The listing beneath should be written out in full, exactly as shown.

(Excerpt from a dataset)
————————

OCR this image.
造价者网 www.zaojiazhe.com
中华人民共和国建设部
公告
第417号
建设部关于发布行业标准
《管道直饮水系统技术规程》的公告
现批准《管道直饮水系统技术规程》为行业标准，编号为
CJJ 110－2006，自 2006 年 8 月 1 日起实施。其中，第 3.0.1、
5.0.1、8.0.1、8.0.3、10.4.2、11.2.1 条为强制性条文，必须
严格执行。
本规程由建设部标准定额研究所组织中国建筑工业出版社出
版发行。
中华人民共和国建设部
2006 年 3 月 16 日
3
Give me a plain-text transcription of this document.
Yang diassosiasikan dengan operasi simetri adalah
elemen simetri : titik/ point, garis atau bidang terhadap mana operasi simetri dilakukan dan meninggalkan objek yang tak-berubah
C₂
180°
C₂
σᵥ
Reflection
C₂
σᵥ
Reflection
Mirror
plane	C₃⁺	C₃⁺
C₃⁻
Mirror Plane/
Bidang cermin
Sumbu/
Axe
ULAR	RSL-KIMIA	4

————————

Reply —
OCR this image.
造价者网 www.zaojiazhe.com
中华人民共和国建设部
公告
第417号
建设部关于发布行业标准
《管道直饮水系统技术规程》的公告
现批准《管道直饮水系统技术规程》为行业标准，编号为
CJJ 110－2006，自 2006 年 8 月 1 日起实施。其中，第 3.0.1、
5.0.1、8.0.1、8.0.3、10.4.2、11.2.1 条为强制性条文，必须
严格执行。
本规程由建设部标准定额研究所组织中国建筑工业出版社出
版发行。
中华人民共和国建设部
2006 年 3 月 16 日
3
Give me a plain-text transcription of this document.
Yang diassosiasikan dengan operasi simetri adalah
elemen simetri : titik/ point, garis atau bidang terhadap mana operasi simetri dilakukan dan meninggalkan objek yang tak-berubah
C₂
180°
C₂
σᵥ
Reflection
C₂
σᵥ
Reflection
Mirror
plane	C₃⁺	C₃⁺
C₃⁻
Mirror Plane/
Bidang cermin
Sumbu/
Axe
ULAR	RSL-KIMIA	4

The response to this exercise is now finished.